§ TEXT PASSAGE:
ROLE OF SUBGALEAL VACUUM DRAINGAGE IN CHRONIC SUBDURAL HEMATOMA.
Objective: The aim of this study is to evaluate the level of safety and effectiveness of a subgaleal vacuum drain in chronic subdural haematoma.
Place and Duration of Study: In the department of Neurosurgery at CMH Rawalpindi from April 2012 to April 2014,
Study Design: Descriptive prospective study.
Material and Methods: The sampling technique was non-probability consecutive sampling. A calculated sample size was 110, by taking consecutive patients with chronic subdural haematoma (CSDH), who were treated with closed drainage system. Out of 110 patients, 10 patients were excluded on the basis of exclusion criteria. 100 patients below 85 years without gender discrimination were included in the study. Among the 10 excluded patients; 5 were critically ill and were above 85 years, 1 patient was below 5 years and 4 patients had craniotomy. Two burr holes were made on the maximum width of hematoma and subgaleal and subdural drains were placed. CT Scan was done on 5th post-surgical day for radiological evaluation.
Results: There were a total of 100 patients included in the study, 90 men and 10 women, ranging in age from 19 to 85 years (mean age, 63 +-15 years). The mean GCS at admission was 14 (+ 1). Out of total 100 patients, 88 (88%) patients had unilateral CSDH and 12(12%) had bilateral CSDH. In out of 88 patients with unilateral CSDH 44 (50%) and out of 12 with bilateral CSDH 6 (50%) subgaleal vacuum drain was placed. In 44 (50%) patients out of 88 with unilateral and 6 (50%) out of 12 bilateral CSDH, subdural simple drain was placed. The recurrence in either group was noted respectively. Among 50 patients with subgaleal drain only, 1(2.2%) patient out of 44 with unilateral CSDH and 1 (16.6%) patient out of 6 with bilateral CSDH had recurrence. Among 50 patients with simple subdural drain, 2 (4.5%) out of 44 patients with unilateral and 2(33%) out of 6 patients with bilateral CSDH had recurrence. The overall postoperative recurrence was in 6(6%) out of 100 patients.

§ RECORD EXTRACTS:

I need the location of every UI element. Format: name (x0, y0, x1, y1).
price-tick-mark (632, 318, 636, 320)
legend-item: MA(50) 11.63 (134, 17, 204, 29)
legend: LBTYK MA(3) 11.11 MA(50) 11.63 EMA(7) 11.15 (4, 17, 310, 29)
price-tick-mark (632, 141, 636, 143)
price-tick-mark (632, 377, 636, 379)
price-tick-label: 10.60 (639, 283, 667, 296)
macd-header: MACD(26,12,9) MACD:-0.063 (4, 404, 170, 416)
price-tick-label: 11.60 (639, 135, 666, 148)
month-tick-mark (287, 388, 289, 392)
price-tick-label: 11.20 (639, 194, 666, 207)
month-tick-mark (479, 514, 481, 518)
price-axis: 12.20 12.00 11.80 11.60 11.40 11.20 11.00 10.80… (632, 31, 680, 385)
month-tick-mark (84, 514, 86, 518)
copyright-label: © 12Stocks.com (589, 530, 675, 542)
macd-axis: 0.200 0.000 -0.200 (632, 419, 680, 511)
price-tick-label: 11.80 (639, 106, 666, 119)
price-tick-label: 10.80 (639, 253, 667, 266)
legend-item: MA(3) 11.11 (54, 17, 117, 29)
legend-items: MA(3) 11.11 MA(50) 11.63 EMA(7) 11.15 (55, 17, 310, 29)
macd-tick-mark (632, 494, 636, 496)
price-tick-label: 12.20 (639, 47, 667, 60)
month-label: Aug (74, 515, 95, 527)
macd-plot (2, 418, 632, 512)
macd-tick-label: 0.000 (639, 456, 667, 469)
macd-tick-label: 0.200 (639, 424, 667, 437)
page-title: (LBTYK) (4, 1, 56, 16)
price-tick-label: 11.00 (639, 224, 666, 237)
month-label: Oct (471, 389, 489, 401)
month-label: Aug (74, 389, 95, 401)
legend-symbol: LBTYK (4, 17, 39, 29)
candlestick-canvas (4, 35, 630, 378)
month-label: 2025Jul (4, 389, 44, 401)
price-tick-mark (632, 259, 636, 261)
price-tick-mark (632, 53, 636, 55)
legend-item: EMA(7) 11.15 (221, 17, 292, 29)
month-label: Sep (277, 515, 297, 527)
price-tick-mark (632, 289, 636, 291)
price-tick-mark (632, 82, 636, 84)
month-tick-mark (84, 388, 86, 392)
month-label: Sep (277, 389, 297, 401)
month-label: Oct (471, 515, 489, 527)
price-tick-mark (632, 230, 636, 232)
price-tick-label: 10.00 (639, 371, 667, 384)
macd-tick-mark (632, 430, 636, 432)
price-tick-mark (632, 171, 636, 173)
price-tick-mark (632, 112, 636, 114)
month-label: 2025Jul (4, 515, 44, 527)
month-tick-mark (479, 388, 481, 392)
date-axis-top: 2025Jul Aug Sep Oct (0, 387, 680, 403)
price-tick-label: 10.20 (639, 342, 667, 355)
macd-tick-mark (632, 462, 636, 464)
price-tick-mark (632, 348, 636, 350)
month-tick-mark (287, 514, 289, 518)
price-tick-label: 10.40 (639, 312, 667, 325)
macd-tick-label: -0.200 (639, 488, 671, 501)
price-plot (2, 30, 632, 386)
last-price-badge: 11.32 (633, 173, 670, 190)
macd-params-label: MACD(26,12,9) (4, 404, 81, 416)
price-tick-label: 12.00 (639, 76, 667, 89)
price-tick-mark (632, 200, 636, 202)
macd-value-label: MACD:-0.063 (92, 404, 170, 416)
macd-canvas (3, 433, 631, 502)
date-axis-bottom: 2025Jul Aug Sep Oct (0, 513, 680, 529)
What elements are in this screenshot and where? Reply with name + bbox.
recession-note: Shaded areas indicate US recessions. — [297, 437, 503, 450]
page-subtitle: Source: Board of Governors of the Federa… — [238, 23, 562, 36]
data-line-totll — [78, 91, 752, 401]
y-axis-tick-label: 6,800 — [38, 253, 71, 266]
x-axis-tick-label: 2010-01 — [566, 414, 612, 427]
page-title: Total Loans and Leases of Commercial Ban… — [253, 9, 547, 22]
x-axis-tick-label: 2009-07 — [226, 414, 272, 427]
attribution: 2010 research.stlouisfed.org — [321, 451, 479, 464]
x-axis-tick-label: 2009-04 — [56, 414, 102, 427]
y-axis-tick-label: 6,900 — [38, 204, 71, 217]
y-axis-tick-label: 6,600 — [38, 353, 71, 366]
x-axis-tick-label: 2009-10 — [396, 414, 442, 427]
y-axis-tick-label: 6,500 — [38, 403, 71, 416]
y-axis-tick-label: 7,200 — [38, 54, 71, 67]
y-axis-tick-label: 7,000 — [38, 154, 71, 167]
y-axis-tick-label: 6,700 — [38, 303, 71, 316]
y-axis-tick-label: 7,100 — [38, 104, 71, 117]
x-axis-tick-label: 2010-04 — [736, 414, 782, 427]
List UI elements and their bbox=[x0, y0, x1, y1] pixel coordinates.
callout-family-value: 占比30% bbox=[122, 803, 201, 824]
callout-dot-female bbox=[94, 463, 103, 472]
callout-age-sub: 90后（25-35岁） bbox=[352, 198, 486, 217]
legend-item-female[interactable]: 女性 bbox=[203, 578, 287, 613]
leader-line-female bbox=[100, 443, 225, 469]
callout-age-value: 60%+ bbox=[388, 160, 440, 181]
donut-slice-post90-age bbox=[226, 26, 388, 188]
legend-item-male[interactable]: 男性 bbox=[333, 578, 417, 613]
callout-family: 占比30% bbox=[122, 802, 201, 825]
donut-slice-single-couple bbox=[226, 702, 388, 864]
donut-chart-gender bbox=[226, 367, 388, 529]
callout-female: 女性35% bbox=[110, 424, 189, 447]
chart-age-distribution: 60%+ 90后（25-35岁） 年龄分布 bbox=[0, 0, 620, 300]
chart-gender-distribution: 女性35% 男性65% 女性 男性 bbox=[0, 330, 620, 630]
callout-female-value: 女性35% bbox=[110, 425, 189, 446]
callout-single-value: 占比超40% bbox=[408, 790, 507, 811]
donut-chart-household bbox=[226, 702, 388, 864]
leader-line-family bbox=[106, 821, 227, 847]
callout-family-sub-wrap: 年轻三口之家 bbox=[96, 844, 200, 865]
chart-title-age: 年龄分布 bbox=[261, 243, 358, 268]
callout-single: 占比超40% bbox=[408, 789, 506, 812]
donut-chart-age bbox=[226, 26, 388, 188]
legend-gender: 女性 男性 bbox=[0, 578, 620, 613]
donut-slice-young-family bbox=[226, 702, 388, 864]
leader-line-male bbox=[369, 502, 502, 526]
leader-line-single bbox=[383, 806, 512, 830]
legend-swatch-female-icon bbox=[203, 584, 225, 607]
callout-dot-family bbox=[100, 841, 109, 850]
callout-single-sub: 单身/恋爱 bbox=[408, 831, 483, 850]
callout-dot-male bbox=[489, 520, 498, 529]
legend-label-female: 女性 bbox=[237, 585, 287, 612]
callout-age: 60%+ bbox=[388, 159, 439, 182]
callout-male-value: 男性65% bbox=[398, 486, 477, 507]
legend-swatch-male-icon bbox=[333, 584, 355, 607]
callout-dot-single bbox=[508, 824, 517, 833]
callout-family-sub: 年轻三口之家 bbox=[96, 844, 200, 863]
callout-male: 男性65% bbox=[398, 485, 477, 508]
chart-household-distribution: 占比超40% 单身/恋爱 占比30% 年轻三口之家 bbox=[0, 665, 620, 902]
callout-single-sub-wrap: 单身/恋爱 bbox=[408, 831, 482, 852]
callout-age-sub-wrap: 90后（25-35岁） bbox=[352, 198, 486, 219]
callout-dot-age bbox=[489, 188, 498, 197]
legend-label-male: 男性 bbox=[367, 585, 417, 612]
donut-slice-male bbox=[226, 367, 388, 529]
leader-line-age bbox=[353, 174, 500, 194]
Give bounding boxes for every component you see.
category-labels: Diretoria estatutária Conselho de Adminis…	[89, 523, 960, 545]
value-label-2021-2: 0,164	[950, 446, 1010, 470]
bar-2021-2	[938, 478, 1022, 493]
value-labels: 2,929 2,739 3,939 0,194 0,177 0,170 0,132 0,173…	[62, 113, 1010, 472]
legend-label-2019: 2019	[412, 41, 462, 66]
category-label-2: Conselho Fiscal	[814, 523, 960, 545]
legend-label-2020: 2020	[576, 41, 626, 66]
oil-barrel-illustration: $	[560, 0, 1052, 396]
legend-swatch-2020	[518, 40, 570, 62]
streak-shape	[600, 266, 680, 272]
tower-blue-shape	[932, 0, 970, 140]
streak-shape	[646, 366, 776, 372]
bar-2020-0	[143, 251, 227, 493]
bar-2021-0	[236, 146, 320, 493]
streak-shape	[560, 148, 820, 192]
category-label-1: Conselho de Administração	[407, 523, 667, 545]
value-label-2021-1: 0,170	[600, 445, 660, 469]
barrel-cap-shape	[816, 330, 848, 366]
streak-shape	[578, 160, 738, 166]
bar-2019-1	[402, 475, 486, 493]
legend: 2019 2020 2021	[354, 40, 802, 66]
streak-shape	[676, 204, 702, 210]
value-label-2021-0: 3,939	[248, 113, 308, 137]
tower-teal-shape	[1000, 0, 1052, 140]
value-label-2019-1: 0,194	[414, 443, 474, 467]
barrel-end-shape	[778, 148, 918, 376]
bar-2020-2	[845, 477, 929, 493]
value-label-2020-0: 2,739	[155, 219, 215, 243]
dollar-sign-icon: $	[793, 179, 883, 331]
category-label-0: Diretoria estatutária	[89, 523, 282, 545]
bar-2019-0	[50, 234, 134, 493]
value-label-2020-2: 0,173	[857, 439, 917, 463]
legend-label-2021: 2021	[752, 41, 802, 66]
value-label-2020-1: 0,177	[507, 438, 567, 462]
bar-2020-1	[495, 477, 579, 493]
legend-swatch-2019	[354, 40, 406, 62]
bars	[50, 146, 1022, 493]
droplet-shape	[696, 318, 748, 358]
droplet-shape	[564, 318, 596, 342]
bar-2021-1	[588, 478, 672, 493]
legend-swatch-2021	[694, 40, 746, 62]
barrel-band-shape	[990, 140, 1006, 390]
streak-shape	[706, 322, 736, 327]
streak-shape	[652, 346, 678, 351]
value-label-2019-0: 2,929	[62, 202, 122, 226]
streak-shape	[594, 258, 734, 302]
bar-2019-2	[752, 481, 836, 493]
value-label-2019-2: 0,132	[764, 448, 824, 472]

§ WHAT YOU SHOULD DO:
Answer these from the text on subgaleal drainage in chronic subdural hematoma:
(a) In which department and hospital was the study carried out, and over what period?
(b) On which post-surgical day was the CT scan done?
(c) How many of the 100 patients had bilateral CSDH?

§ TASK RESPONSE:
(a) Department of Neurosurgery at CMH Rawalpindi, April 2012 to April 2014
(b) The 5th post-surgical day
(c) 12